-- Exercise directions --
Would you write out the entries below, every one of them, exactly?

-- Stored records --

__________

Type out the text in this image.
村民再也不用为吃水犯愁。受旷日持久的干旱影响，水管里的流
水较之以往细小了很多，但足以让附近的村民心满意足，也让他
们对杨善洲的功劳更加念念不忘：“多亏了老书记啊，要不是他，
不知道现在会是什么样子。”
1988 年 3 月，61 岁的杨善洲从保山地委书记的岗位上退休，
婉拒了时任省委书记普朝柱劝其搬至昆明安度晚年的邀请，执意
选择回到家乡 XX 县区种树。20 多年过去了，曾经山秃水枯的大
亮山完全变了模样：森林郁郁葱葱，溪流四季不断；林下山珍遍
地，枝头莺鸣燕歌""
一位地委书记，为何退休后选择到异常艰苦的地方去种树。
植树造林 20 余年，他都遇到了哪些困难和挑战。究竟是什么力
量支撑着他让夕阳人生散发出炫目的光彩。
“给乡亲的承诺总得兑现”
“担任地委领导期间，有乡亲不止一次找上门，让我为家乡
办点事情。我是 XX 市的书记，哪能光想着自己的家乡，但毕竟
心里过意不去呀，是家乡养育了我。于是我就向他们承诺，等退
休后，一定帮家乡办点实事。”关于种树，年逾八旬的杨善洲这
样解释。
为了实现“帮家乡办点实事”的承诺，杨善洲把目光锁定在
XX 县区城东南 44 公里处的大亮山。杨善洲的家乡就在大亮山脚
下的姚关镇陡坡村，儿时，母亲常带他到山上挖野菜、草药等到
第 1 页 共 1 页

__________

-- Task output --
Type out the text in this image.
村民再也不用为吃水犯愁。受旷日持久的干旱影响，水管里的流
水较之以往细小了很多，但足以让附近的村民心满意足，也让他
们对杨善洲的功劳更加念念不忘：“多亏了老书记啊，要不是他，
不知道现在会是什么样子。”
1988 年 3 月，61 岁的杨善洲从保山地委书记的岗位上退休，
婉拒了时任省委书记普朝柱劝其搬至昆明安度晚年的邀请，执意
选择回到家乡 XX 县区种树。20 多年过去了，曾经山秃水枯的大
亮山完全变了模样：森林郁郁葱葱，溪流四季不断；林下山珍遍
地，枝头莺鸣燕歌""
一位地委书记，为何退休后选择到异常艰苦的地方去种树。
植树造林 20 余年，他都遇到了哪些困难和挑战。究竟是什么力
量支撑着他让夕阳人生散发出炫目的光彩。
“给乡亲的承诺总得兑现”
“担任地委领导期间，有乡亲不止一次找上门，让我为家乡
办点事情。我是 XX 市的书记，哪能光想着自己的家乡，但毕竟
心里过意不去呀，是家乡养育了我。于是我就向他们承诺，等退
休后，一定帮家乡办点实事。”关于种树，年逾八旬的杨善洲这
样解释。
为了实现“帮家乡办点实事”的承诺，杨善洲把目光锁定在
XX 县区城东南 44 公里处的大亮山。杨善洲的家乡就在大亮山脚
下的姚关镇陡坡村，儿时，母亲常带他到山上挖野菜、草药等到
第 1 页 共 1 页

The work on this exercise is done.